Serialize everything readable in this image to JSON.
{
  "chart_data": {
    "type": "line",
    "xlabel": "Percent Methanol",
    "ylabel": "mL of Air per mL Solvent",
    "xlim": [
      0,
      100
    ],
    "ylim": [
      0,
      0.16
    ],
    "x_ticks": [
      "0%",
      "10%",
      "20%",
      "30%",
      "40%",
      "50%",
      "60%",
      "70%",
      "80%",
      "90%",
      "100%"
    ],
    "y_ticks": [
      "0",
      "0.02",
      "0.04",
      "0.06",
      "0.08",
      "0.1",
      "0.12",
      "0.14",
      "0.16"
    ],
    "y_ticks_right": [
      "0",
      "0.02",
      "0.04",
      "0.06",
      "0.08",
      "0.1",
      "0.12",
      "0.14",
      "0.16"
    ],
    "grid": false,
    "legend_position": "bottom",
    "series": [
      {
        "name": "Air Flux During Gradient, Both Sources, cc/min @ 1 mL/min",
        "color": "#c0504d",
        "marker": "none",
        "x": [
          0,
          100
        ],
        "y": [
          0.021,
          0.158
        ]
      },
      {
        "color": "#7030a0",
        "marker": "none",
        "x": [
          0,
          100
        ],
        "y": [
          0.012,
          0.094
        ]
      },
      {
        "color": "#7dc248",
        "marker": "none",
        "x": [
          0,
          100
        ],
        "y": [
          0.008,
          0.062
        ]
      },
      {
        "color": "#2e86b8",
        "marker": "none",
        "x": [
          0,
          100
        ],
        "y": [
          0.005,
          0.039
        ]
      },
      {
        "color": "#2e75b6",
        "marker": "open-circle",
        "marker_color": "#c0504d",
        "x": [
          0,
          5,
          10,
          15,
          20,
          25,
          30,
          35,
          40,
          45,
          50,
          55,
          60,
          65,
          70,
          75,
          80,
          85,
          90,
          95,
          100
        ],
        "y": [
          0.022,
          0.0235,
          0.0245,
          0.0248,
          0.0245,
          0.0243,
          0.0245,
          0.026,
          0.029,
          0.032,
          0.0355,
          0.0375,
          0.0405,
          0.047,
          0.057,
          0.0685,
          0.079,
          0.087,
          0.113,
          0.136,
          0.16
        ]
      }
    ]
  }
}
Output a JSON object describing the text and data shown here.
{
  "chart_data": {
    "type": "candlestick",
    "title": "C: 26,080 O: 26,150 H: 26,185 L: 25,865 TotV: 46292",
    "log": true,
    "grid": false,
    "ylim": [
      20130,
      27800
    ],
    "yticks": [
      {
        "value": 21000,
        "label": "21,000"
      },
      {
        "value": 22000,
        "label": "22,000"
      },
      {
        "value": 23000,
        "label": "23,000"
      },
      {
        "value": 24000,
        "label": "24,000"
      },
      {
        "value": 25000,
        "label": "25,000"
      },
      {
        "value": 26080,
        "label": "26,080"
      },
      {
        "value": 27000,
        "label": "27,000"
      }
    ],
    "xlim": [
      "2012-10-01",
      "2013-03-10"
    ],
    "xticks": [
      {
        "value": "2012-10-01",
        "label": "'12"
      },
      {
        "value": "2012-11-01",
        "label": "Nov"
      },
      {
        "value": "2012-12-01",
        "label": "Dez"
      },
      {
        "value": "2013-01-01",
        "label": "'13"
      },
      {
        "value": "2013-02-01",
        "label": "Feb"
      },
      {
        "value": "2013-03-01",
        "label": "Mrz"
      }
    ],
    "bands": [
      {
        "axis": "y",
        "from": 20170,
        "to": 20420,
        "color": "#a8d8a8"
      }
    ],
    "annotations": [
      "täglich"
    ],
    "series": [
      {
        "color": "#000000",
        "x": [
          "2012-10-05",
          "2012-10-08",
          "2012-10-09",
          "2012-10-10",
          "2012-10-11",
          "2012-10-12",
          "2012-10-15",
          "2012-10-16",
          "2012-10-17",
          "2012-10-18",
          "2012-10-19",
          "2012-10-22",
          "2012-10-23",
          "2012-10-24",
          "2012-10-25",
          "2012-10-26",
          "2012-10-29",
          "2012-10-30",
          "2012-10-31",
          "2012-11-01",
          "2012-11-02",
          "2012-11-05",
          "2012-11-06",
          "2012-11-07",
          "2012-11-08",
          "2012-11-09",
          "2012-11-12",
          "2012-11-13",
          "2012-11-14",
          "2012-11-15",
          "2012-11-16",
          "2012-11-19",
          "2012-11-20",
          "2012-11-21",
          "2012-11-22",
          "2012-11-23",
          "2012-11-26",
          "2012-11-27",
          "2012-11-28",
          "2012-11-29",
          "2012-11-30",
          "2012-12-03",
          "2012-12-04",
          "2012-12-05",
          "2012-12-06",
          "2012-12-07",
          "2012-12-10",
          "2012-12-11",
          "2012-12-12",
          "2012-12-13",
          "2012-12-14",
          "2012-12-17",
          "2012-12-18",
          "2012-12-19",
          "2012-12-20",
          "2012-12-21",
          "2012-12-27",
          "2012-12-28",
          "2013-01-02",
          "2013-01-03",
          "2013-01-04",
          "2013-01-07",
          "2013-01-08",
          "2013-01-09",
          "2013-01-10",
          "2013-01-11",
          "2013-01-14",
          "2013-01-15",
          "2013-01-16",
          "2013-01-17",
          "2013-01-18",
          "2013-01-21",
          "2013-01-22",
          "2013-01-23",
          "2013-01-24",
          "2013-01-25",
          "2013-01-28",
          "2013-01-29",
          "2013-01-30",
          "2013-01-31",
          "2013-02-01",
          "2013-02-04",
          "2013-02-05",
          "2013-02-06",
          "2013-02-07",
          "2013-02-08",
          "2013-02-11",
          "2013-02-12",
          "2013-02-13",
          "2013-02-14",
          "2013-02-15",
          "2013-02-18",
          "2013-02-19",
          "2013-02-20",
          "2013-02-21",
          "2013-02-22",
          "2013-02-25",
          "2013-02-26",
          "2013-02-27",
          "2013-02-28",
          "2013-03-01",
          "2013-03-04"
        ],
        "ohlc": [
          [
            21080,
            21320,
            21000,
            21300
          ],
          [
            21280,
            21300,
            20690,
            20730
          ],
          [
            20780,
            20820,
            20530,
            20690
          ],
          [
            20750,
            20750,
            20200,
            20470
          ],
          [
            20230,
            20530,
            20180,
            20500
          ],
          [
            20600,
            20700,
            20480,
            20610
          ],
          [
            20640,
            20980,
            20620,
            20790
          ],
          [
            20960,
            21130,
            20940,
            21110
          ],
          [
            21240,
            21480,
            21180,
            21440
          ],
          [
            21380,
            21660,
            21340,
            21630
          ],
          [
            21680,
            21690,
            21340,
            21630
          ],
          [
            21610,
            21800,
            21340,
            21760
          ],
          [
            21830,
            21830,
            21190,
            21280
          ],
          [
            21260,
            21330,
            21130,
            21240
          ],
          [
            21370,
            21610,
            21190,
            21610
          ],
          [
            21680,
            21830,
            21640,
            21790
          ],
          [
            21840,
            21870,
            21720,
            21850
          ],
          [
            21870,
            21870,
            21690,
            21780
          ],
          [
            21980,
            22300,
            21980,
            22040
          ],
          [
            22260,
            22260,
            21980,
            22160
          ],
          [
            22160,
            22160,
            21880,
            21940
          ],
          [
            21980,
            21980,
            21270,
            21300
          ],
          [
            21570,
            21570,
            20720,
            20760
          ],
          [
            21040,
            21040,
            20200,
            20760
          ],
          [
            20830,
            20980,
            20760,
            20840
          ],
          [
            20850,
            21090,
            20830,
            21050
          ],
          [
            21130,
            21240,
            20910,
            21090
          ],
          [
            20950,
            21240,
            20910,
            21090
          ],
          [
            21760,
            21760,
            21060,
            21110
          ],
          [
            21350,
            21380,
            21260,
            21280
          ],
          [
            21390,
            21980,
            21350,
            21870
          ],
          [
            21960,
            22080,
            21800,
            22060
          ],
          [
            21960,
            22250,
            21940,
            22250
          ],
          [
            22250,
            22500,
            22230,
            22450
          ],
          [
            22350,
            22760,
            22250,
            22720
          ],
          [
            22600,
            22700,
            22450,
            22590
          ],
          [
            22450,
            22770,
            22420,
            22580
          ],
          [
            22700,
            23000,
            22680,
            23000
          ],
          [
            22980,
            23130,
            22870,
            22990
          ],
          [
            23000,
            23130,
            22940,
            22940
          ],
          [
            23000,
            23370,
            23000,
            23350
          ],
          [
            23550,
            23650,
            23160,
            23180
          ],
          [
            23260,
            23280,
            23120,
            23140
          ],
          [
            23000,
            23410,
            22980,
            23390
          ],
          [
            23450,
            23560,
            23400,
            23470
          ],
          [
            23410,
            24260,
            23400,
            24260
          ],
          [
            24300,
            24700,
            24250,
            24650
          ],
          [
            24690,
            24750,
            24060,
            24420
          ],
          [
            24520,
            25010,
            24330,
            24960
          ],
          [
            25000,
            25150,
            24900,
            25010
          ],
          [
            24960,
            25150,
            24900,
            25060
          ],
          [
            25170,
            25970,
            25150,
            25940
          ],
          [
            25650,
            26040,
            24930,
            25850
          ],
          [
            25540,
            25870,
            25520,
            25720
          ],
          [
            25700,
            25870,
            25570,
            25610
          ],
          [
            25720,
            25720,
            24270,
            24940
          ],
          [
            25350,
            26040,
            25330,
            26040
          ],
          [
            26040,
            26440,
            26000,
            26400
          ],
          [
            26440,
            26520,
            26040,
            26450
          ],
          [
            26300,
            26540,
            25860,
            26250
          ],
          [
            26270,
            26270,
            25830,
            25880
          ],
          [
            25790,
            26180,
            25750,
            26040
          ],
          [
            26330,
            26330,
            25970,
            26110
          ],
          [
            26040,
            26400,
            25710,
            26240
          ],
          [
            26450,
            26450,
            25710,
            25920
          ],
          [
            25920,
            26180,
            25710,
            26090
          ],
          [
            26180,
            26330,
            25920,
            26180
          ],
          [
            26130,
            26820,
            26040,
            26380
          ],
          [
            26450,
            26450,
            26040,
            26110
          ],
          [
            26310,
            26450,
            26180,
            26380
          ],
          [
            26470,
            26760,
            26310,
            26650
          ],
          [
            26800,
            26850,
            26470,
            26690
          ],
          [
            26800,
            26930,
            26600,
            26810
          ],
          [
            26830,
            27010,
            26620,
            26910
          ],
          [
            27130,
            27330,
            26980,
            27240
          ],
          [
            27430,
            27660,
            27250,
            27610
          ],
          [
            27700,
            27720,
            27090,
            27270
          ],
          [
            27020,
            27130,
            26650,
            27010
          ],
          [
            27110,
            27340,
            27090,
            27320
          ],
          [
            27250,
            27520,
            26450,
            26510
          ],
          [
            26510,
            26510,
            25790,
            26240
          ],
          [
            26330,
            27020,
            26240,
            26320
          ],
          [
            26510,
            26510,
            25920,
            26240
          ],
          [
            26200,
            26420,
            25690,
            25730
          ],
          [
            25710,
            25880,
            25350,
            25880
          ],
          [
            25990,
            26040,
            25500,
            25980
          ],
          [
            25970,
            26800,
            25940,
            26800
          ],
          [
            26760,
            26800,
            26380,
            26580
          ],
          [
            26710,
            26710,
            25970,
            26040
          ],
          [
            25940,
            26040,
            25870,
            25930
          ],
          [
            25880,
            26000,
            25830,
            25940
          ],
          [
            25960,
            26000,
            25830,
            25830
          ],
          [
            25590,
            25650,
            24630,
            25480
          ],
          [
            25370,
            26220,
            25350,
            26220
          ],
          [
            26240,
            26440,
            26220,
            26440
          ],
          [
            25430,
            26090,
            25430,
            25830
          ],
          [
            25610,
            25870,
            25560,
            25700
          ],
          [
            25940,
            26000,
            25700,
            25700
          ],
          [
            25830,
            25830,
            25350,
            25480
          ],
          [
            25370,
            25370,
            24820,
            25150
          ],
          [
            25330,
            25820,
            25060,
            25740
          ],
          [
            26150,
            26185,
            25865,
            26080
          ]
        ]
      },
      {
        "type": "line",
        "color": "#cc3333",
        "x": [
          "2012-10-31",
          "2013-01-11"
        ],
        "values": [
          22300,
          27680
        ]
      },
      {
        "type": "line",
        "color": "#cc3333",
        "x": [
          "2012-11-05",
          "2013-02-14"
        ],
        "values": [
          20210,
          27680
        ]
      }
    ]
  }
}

^^^^^^^^

» WHAT IS ASKED: Collect, from the material above, every line containing the word "type".

» OUTPUT OF THE TASK:
    "type": "line",
    "type": "candlestick",
        "type": "line",
        "type": "line",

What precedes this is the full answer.